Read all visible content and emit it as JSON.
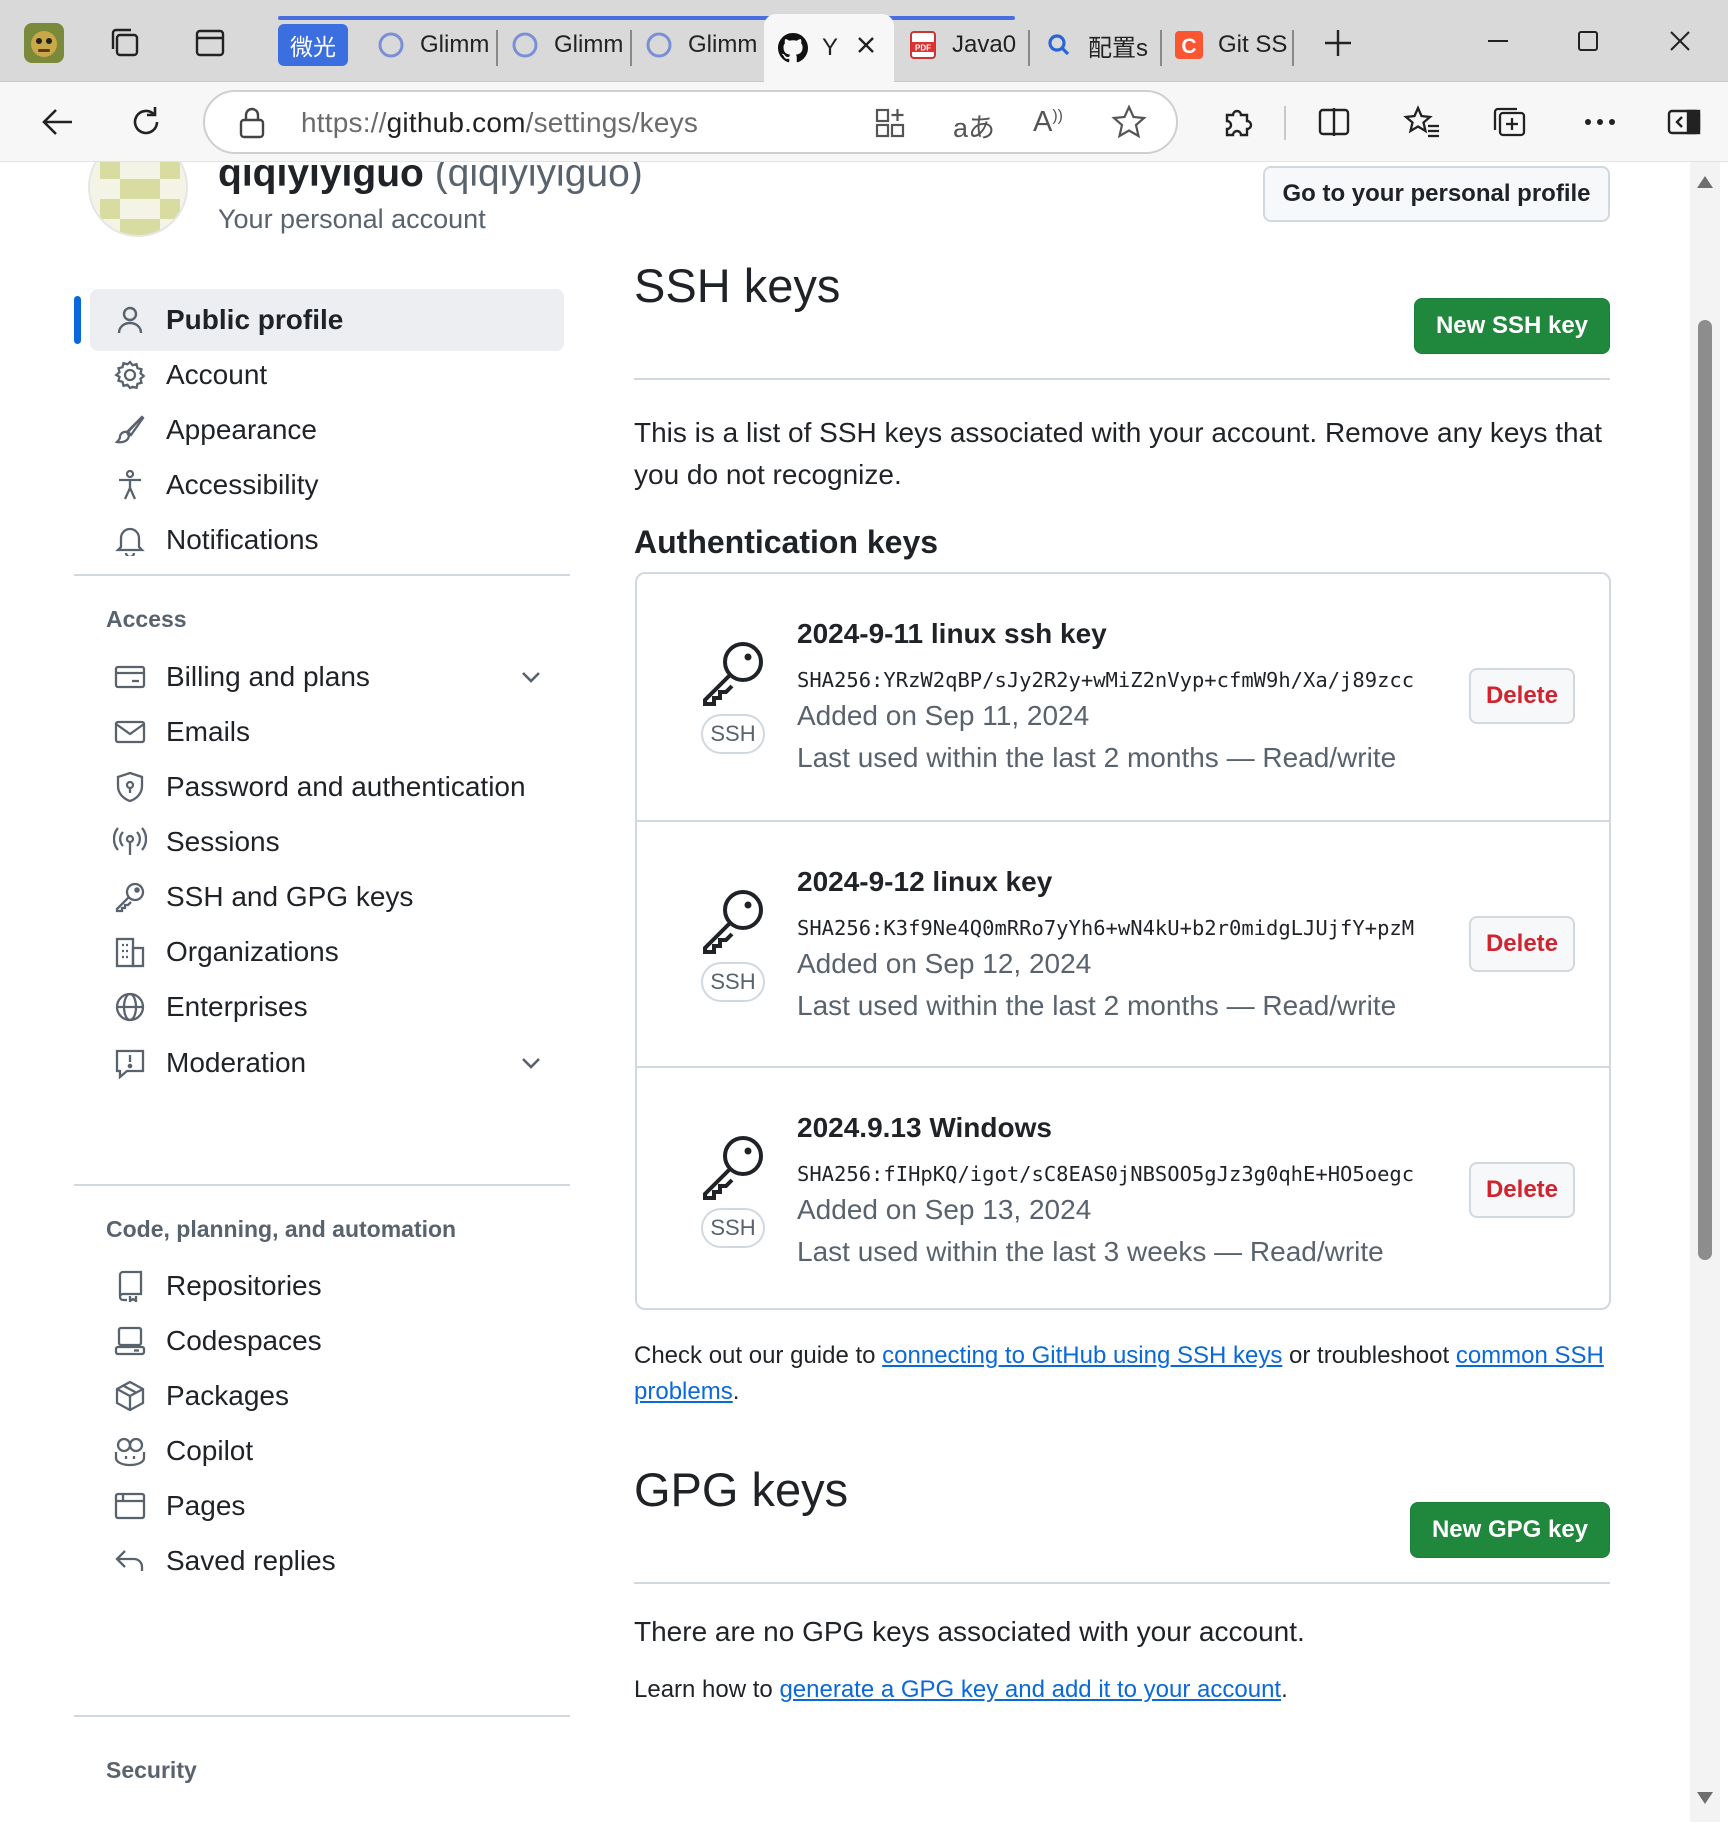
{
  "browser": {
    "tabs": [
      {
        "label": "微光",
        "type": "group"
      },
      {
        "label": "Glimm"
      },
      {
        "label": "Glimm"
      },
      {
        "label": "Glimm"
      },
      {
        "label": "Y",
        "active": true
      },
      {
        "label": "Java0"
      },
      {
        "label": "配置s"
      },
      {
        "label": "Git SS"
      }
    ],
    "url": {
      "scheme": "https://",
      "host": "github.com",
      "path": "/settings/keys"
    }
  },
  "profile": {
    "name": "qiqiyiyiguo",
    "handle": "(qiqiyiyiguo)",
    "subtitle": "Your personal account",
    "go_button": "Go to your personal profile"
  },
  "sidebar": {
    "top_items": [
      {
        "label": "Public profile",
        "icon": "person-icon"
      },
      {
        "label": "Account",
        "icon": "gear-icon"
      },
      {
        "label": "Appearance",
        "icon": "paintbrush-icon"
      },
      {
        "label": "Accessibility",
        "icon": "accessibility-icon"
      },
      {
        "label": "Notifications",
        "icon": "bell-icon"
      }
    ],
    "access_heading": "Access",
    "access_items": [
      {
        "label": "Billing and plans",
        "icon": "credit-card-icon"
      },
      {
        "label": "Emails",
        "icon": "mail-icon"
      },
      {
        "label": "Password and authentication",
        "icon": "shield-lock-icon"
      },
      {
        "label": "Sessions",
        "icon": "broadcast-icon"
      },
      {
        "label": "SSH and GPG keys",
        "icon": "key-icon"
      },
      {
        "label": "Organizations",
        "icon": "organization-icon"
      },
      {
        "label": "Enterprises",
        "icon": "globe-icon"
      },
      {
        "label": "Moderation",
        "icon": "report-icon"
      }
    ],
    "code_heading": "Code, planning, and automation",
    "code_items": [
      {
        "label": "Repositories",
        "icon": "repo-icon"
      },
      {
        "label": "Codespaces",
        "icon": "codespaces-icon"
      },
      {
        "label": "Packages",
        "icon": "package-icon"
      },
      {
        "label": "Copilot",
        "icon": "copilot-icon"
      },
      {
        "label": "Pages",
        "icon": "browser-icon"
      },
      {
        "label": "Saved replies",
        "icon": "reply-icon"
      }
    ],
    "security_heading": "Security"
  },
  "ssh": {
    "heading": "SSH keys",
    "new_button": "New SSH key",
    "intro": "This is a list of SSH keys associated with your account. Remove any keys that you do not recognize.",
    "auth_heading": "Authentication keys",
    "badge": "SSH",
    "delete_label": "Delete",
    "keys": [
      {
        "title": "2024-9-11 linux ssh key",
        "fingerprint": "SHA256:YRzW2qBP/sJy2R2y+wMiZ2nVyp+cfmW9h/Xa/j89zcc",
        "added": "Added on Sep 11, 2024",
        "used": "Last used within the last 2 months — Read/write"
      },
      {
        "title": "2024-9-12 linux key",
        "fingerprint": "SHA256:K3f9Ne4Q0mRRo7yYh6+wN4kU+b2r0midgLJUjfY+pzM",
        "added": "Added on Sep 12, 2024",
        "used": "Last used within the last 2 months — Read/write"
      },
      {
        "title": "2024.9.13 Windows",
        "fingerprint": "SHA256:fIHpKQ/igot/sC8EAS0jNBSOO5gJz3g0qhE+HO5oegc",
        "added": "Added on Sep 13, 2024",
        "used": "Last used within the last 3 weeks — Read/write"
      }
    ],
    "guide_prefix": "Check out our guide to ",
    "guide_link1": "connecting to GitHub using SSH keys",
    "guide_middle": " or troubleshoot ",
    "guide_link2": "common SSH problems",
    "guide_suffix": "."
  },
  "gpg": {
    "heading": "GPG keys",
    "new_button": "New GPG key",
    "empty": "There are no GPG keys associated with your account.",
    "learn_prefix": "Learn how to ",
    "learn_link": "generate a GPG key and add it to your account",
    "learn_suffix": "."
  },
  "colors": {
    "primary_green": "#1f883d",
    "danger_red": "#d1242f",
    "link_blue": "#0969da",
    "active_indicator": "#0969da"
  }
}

▬▬▬▬▬▬▬▬▬▬

Return the material word for word. Pictures are not part of the copy.

**CORRECT RESPONSE:**
Read all visible content and emit it as JSON.
{
  "browser": {
    "tabs": [
      {
        "label": "微光",
        "type": "group"
      },
      {
        "label": "Glimm"
      },
      {
        "label": "Glimm"
      },
      {
        "label": "Glimm"
      },
      {
        "label": "Y",
        "active": true
      },
      {
        "label": "Java0"
      },
      {
        "label": "配置s"
      },
      {
        "label": "Git SS"
      }
    ],
    "url": {
      "scheme": "https://",
      "host": "github.com",
      "path": "/settings/keys"
    }
  },
  "profile": {
    "name": "qiqiyiyiguo",
    "handle": "(qiqiyiyiguo)",
    "subtitle": "Your personal account",
    "go_button": "Go to your personal profile"
  },
  "sidebar": {
    "top_items": [
      {
        "label": "Public profile",
        "icon": "person-icon"
      },
      {
        "label": "Account",
        "icon": "gear-icon"
      },
      {
        "label": "Appearance",
        "icon": "paintbrush-icon"
      },
      {
        "label": "Accessibility",
        "icon": "accessibility-icon"
      },
      {
        "label": "Notifications",
        "icon": "bell-icon"
      }
    ],
    "access_heading": "Access",
    "access_items": [
      {
        "label": "Billing and plans",
        "icon": "credit-card-icon"
      },
      {
        "label": "Emails",
        "icon": "mail-icon"
      },
      {
        "label": "Password and authentication",
        "icon": "shield-lock-icon"
      },
      {
        "label": "Sessions",
        "icon": "broadcast-icon"
      },
      {
        "label": "SSH and GPG keys",
        "icon": "key-icon"
      },
      {
        "label": "Organizations",
        "icon": "organization-icon"
      },
      {
        "label": "Enterprises",
        "icon": "globe-icon"
      },
      {
        "label": "Moderation",
        "icon": "report-icon"
      }
    ],
    "code_heading": "Code, planning, and automation",
    "code_items": [
      {
        "label": "Repositories",
        "icon": "repo-icon"
      },
      {
        "label": "Codespaces",
        "icon": "codespaces-icon"
      },
      {
        "label": "Packages",
        "icon": "package-icon"
      },
      {
        "label": "Copilot",
        "icon": "copilot-icon"
      },
      {
        "label": "Pages",
        "icon": "browser-icon"
      },
      {
        "label": "Saved replies",
        "icon": "reply-icon"
      }
    ],
    "security_heading": "Security"
  },
  "ssh": {
    "heading": "SSH keys",
    "new_button": "New SSH key",
    "intro": "This is a list of SSH keys associated with your account. Remove any keys that you do not recognize.",
    "auth_heading": "Authentication keys",
    "badge": "SSH",
    "delete_label": "Delete",
    "keys": [
      {
        "title": "2024-9-11 linux ssh key",
        "fingerprint": "SHA256:YRzW2qBP/sJy2R2y+wMiZ2nVyp+cfmW9h/Xa/j89zcc",
        "added": "Added on Sep 11, 2024",
        "used": "Last used within the last 2 months — Read/write"
      },
      {
        "title": "2024-9-12 linux key",
        "fingerprint": "SHA256:K3f9Ne4Q0mRRo7yYh6+wN4kU+b2r0midgLJUjfY+pzM",
        "added": "Added on Sep 12, 2024",
        "used": "Last used within the last 2 months — Read/write"
      },
      {
        "title": "2024.9.13 Windows",
        "fingerprint": "SHA256:fIHpKQ/igot/sC8EAS0jNBSOO5gJz3g0qhE+HO5oegc",
        "added": "Added on Sep 13, 2024",
        "used": "Last used within the last 3 weeks — Read/write"
      }
    ],
    "guide_prefix": "Check out our guide to ",
    "guide_link1": "connecting to GitHub using SSH keys",
    "guide_middle": " or troubleshoot ",
    "guide_link2": "common SSH problems",
    "guide_suffix": "."
  },
  "gpg": {
    "heading": "GPG keys",
    "new_button": "New GPG key",
    "empty": "There are no GPG keys associated with your account.",
    "learn_prefix": "Learn how to ",
    "learn_link": "generate a GPG key and add it to your account",
    "learn_suffix": "."
  },
  "colors": {
    "primary_green": "#1f883d",
    "danger_red": "#d1242f",
    "link_blue": "#0969da",
    "active_indicator": "#0969da"
  }
}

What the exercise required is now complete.